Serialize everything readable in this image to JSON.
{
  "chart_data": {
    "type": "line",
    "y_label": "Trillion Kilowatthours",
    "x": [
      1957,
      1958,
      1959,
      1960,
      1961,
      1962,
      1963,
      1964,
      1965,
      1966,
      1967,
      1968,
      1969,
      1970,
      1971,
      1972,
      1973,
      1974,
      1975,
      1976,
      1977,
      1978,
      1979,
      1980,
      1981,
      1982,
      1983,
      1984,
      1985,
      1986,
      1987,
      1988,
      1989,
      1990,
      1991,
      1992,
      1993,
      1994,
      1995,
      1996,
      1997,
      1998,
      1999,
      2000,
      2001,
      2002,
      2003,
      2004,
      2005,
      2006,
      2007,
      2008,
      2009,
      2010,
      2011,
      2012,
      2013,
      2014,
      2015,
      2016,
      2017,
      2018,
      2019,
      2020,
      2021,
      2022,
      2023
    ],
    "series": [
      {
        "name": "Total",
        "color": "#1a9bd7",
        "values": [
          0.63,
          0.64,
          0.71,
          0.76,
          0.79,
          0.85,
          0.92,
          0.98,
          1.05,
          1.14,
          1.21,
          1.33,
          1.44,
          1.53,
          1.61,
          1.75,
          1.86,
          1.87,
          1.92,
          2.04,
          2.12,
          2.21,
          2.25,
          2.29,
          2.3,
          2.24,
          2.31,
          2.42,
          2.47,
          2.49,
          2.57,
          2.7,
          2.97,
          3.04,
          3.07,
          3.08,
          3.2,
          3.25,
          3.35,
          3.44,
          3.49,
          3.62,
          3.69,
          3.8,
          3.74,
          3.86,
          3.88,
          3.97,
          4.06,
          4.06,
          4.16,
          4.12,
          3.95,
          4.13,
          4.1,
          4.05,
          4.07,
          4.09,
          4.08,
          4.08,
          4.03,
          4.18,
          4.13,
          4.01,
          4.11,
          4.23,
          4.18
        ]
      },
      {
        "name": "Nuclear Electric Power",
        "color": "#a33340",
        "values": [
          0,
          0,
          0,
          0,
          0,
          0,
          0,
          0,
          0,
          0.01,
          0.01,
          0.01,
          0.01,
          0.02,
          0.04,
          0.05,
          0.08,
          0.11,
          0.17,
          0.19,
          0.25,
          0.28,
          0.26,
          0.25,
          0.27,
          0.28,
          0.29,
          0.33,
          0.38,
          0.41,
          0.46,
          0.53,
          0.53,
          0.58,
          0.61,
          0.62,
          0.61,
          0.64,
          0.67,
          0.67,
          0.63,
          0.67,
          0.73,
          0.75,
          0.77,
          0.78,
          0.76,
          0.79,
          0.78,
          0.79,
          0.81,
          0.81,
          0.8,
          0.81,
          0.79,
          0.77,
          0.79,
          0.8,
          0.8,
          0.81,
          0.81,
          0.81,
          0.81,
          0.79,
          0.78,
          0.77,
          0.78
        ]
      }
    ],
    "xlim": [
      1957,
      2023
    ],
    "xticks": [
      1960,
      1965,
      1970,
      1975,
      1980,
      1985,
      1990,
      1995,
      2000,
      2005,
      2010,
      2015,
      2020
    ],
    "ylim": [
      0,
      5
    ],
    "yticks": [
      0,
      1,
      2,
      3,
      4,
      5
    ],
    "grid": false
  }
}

■ **What you need to do**
Of the lines above, copy each that contains "name".

■ **Exercise response**
        "name": "Total",
        "name": "Nuclear Electric Power",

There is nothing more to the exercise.